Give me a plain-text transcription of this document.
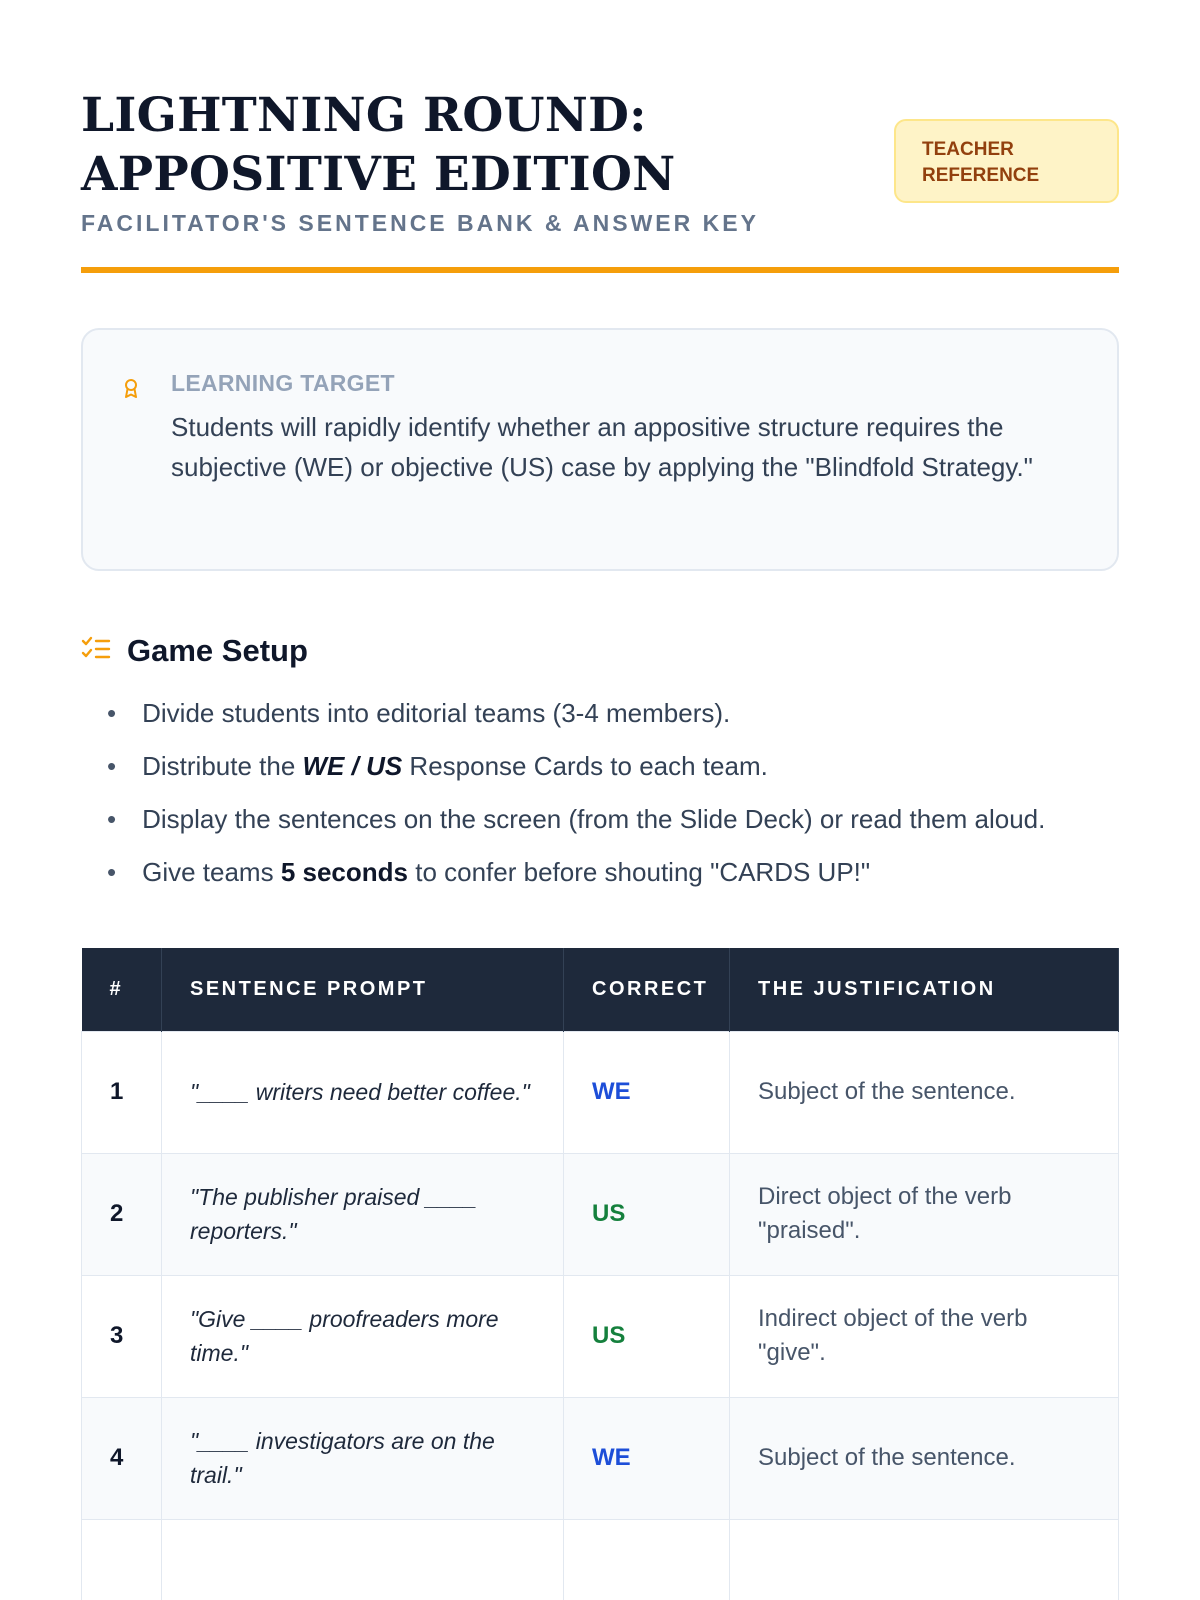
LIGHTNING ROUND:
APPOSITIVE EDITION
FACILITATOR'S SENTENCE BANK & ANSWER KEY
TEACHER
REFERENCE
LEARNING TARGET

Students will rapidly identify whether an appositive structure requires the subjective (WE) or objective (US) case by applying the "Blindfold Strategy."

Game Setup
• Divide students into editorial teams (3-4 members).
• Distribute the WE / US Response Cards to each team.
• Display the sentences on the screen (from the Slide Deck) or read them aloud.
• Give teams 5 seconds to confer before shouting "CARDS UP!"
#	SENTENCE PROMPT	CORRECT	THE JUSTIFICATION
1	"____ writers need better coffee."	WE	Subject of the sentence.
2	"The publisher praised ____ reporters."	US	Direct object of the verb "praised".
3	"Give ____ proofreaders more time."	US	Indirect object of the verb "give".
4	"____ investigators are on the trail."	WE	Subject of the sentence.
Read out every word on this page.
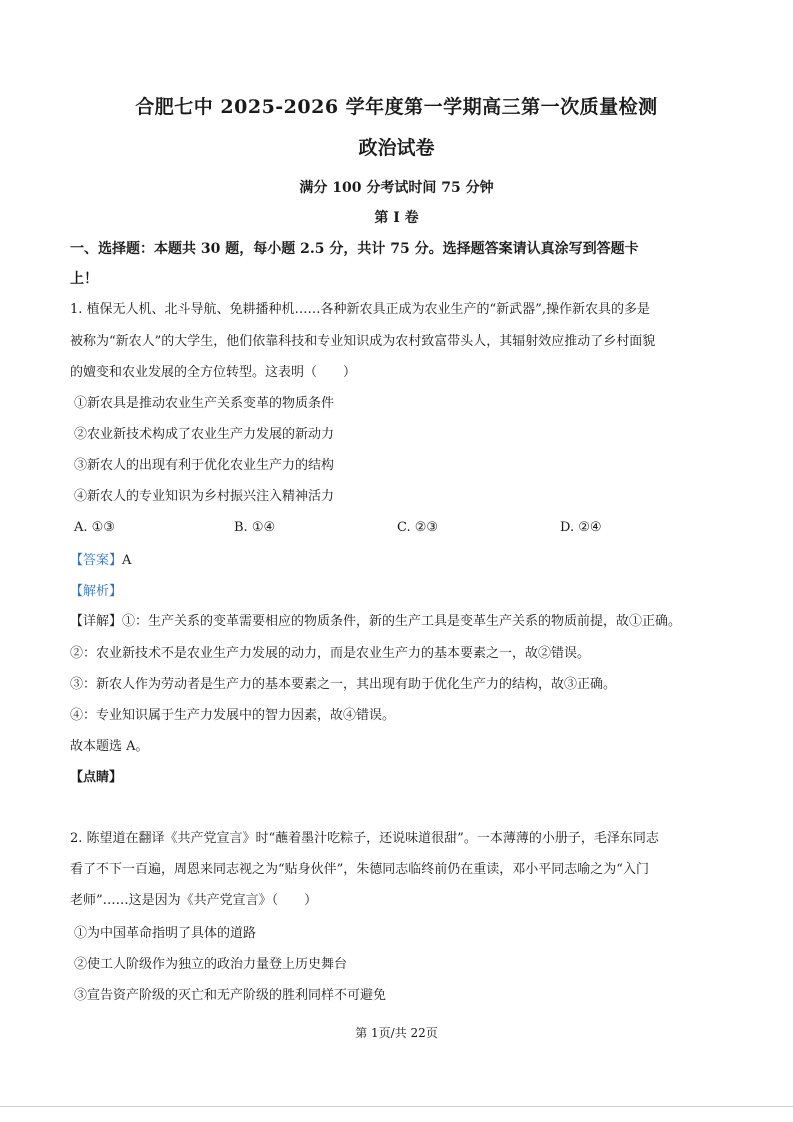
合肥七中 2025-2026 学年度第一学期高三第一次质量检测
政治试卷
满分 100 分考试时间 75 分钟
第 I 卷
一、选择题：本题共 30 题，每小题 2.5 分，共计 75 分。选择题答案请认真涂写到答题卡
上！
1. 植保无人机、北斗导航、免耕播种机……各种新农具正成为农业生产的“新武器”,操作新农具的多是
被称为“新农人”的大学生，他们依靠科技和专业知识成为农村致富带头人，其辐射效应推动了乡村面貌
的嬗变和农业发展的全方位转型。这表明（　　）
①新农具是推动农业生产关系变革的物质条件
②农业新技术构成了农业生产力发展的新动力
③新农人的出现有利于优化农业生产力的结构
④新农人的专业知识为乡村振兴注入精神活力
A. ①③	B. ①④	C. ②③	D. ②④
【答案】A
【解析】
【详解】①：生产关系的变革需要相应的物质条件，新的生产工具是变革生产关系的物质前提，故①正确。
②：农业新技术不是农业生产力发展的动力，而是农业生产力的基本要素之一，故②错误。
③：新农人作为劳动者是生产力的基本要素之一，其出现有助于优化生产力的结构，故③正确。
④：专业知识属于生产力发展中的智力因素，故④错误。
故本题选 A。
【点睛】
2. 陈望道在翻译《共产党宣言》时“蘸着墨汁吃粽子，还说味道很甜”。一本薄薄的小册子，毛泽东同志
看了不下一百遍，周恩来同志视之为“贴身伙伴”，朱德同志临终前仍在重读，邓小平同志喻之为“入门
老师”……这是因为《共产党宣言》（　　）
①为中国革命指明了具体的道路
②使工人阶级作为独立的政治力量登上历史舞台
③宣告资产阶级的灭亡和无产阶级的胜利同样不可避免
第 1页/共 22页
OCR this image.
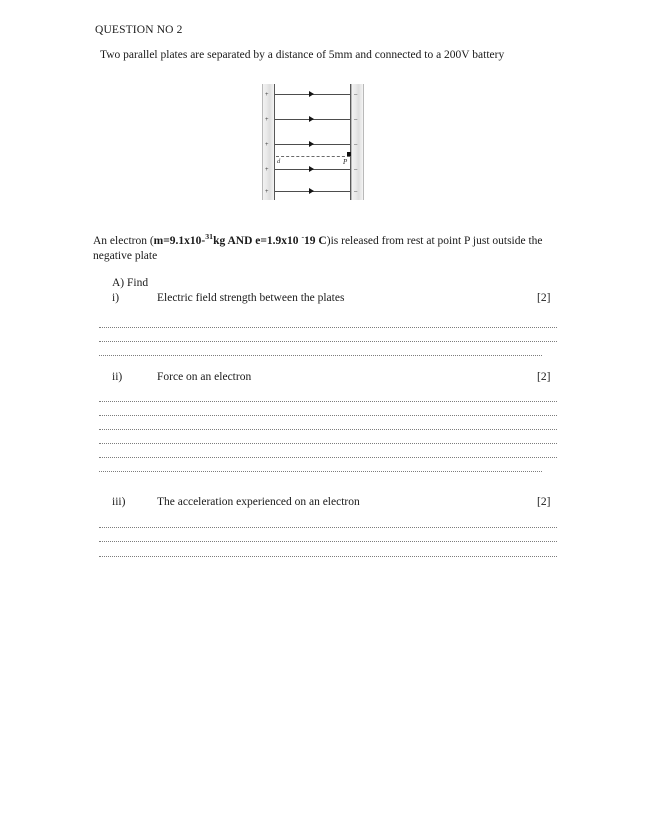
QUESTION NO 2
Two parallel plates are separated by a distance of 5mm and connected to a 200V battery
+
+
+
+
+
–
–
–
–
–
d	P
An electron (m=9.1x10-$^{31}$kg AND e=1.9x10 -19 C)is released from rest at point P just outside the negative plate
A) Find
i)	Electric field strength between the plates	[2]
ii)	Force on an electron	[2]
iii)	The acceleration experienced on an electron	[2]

═══

# CHALLENGE:
Drop the images and quote the entries word for word.

# REPLY:
Give me a plain-text transcription of this document.
LIGHTNING ROUND:
APPOSITIVE EDITION
FACILITATOR'S SENTENCE BANK & ANSWER KEY
TEACHER
REFERENCE
LEARNING TARGET

Students will rapidly identify whether an appositive structure requires the subjective (WE) or objective (US) case by applying the "Blindfold Strategy."

Game Setup
• Divide students into editorial teams (3-4 members).
• Distribute the WE / US Response Cards to each team.
• Display the sentences on the screen (from the Slide Deck) or read them aloud.
• Give teams 5 seconds to confer before shouting "CARDS UP!"
#	SENTENCE PROMPT	CORRECT	THE JUSTIFICATION
1	"____ writers need better coffee."	WE	Subject of the sentence.
2	"The publisher praised ____ reporters."	US	Direct object of the verb "praised".
3	"Give ____ proofreaders more time."	US	Indirect object of the verb "give".
4	"____ investigators are on the trail."	WE	Subject of the sentence.
Read out every word on this page.
合肥七中 2025-2026 学年度第一学期高三第一次质量检测
政治试卷
满分 100 分考试时间 75 分钟
第 I 卷
一、选择题：本题共 30 题，每小题 2.5 分，共计 75 分。选择题答案请认真涂写到答题卡
上！
1. 植保无人机、北斗导航、免耕播种机……各种新农具正成为农业生产的“新武器”,操作新农具的多是
被称为“新农人”的大学生，他们依靠科技和专业知识成为农村致富带头人，其辐射效应推动了乡村面貌
的嬗变和农业发展的全方位转型。这表明（　　）
①新农具是推动农业生产关系变革的物质条件
②农业新技术构成了农业生产力发展的新动力
③新农人的出现有利于优化农业生产力的结构
④新农人的专业知识为乡村振兴注入精神活力
A. ①③	B. ①④	C. ②③	D. ②④
【答案】A
【解析】
【详解】①：生产关系的变革需要相应的物质条件，新的生产工具是变革生产关系的物质前提，故①正确。
②：农业新技术不是农业生产力发展的动力，而是农业生产力的基本要素之一，故②错误。
③：新农人作为劳动者是生产力的基本要素之一，其出现有助于优化生产力的结构，故③正确。
④：专业知识属于生产力发展中的智力因素，故④错误。
故本题选 A。
【点睛】
2. 陈望道在翻译《共产党宣言》时“蘸着墨汁吃粽子，还说味道很甜”。一本薄薄的小册子，毛泽东同志
看了不下一百遍，周恩来同志视之为“贴身伙伴”，朱德同志临终前仍在重读，邓小平同志喻之为“入门
老师”……这是因为《共产党宣言》（　　）
①为中国革命指明了具体的道路
②使工人阶级作为独立的政治力量登上历史舞台
③宣告资产阶级的灭亡和无产阶级的胜利同样不可避免
第 1页/共 22页
OCR this image.
QUESTION NO 2
Two parallel plates are separated by a distance of 5mm and connected to a 200V battery
+
+
+
+
+
–
–
–
–
–
d	P
An electron (m=9.1x10-$^{31}$kg AND e=1.9x10 -19 C)is released from rest at point P just outside the negative plate
A) Find
i)	Electric field strength between the plates	[2]
ii)	Force on an electron	[2]
iii)	The acceleration experienced on an electron	[2]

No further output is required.